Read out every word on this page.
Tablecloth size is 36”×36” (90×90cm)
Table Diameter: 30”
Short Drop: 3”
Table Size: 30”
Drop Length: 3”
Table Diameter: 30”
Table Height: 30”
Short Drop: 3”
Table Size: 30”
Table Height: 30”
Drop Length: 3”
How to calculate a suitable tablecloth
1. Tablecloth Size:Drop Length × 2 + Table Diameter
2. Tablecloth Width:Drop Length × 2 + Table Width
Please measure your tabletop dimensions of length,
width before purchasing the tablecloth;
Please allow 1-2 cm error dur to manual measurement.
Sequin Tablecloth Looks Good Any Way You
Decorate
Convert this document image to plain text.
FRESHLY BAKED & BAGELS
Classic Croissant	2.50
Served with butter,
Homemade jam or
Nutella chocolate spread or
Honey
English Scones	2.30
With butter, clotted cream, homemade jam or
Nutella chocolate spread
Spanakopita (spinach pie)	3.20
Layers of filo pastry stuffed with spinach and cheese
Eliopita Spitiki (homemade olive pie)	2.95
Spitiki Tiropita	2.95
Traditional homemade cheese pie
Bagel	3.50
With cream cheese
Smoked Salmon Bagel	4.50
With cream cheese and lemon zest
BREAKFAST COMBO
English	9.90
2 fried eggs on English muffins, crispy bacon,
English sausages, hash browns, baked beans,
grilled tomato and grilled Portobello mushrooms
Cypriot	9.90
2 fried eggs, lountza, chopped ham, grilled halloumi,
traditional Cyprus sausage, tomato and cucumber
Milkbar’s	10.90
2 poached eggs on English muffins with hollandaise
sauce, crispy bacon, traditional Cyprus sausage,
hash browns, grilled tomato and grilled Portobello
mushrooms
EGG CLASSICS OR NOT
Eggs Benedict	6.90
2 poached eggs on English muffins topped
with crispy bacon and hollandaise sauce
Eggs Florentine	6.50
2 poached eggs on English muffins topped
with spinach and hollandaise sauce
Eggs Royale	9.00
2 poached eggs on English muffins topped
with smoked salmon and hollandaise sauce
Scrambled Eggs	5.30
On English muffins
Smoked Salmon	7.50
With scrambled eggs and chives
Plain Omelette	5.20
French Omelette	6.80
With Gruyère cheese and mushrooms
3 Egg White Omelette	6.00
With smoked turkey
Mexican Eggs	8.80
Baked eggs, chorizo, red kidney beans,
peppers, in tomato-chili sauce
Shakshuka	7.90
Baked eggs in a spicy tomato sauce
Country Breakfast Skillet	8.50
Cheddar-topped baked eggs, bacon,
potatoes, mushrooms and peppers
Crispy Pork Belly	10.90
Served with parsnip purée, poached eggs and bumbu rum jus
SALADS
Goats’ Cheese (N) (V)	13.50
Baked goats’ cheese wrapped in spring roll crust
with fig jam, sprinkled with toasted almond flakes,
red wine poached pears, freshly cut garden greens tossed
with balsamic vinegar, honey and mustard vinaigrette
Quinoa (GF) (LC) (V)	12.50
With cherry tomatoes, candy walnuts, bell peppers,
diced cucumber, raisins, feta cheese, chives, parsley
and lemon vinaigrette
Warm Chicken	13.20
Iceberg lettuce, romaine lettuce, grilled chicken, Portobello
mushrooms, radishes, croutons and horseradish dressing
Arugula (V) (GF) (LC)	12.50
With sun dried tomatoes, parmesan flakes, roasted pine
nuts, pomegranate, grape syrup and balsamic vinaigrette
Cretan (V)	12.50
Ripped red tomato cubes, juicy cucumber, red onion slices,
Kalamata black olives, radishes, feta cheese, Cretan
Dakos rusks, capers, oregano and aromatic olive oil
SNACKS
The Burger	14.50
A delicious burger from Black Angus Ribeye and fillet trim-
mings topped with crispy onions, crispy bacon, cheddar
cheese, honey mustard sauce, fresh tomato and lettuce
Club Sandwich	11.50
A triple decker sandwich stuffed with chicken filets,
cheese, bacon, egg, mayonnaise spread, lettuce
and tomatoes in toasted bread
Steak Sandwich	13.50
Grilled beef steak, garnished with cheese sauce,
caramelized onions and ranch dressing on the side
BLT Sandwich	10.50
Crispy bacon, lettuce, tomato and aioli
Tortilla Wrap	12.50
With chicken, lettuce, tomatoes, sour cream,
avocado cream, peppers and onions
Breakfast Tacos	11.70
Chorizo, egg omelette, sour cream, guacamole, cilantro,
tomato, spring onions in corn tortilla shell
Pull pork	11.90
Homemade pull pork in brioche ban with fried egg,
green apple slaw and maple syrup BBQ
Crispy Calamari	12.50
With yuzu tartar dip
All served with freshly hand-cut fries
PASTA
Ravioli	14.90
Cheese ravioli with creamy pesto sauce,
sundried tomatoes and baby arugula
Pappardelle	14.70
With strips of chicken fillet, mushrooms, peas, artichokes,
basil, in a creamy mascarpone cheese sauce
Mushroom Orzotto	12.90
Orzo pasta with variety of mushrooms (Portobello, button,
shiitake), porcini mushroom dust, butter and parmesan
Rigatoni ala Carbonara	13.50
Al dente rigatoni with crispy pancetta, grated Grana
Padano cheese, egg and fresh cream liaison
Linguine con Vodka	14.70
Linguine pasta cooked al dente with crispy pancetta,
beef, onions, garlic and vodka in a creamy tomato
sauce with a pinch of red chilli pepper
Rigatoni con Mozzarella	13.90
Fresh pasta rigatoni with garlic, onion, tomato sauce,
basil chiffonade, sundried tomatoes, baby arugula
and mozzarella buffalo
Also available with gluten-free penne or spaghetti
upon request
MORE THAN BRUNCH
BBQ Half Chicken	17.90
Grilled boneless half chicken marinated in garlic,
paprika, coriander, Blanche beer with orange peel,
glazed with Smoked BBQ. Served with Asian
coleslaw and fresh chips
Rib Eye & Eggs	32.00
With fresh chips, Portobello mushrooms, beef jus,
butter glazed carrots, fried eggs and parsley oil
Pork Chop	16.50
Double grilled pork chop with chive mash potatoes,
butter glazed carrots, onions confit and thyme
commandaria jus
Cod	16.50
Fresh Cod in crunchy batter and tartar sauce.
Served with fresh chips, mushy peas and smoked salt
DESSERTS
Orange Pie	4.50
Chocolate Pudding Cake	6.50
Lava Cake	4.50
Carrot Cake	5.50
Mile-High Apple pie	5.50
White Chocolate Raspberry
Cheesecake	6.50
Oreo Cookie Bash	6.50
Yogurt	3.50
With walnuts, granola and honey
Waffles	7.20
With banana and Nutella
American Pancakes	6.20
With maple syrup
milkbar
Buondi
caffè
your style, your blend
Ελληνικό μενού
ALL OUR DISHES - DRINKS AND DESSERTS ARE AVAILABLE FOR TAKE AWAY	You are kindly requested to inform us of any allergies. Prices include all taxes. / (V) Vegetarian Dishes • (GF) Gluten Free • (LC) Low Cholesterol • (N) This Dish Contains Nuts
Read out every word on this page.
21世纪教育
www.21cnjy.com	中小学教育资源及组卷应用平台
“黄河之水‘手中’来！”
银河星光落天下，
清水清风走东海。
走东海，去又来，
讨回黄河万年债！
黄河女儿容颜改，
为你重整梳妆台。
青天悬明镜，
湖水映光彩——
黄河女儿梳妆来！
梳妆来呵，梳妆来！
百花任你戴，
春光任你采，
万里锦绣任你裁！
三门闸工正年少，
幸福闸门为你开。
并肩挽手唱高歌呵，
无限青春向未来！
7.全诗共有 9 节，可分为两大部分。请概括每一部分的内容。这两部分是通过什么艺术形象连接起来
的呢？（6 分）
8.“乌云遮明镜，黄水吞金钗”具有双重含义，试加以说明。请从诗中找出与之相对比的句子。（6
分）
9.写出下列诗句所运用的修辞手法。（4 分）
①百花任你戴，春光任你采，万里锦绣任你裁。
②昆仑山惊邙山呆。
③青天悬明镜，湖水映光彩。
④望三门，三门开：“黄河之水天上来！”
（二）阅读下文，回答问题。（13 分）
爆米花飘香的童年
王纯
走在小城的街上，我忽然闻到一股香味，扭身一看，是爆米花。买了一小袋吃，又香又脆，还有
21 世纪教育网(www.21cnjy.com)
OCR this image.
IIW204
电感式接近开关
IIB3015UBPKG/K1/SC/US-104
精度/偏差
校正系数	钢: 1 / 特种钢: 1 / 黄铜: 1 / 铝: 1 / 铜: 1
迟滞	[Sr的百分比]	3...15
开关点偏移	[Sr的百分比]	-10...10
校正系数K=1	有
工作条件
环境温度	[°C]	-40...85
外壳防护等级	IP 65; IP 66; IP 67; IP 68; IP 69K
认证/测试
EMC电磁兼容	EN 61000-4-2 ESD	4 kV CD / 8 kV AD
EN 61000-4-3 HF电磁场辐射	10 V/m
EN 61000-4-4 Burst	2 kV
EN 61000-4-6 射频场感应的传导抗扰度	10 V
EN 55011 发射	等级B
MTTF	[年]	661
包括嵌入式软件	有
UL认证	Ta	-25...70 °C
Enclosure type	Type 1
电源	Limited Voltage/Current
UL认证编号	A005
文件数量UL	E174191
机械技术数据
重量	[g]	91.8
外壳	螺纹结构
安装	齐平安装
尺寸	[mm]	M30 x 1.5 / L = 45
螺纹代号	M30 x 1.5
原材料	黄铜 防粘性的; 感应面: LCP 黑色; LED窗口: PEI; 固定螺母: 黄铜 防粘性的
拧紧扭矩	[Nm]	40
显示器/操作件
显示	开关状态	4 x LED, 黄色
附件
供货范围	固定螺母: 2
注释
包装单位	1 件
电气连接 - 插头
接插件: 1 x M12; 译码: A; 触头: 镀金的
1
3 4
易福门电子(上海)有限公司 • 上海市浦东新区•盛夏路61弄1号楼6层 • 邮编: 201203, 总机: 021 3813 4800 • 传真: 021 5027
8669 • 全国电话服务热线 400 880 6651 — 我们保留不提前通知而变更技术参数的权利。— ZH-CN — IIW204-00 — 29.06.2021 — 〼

------------------------------------------------------------------------

Short problem: Search the entries for the word "English" and pick out every line that holds it.

Exercise response:
English Scones	2.30
English	9.90
2 fried eggs on English muffins, crispy bacon,
English sausages, hash browns, baked beans,
2 poached eggs on English muffins with hollandaise
2 poached eggs on English muffins topped
2 poached eggs on English muffins topped
2 poached eggs on English muffins topped
On English muffins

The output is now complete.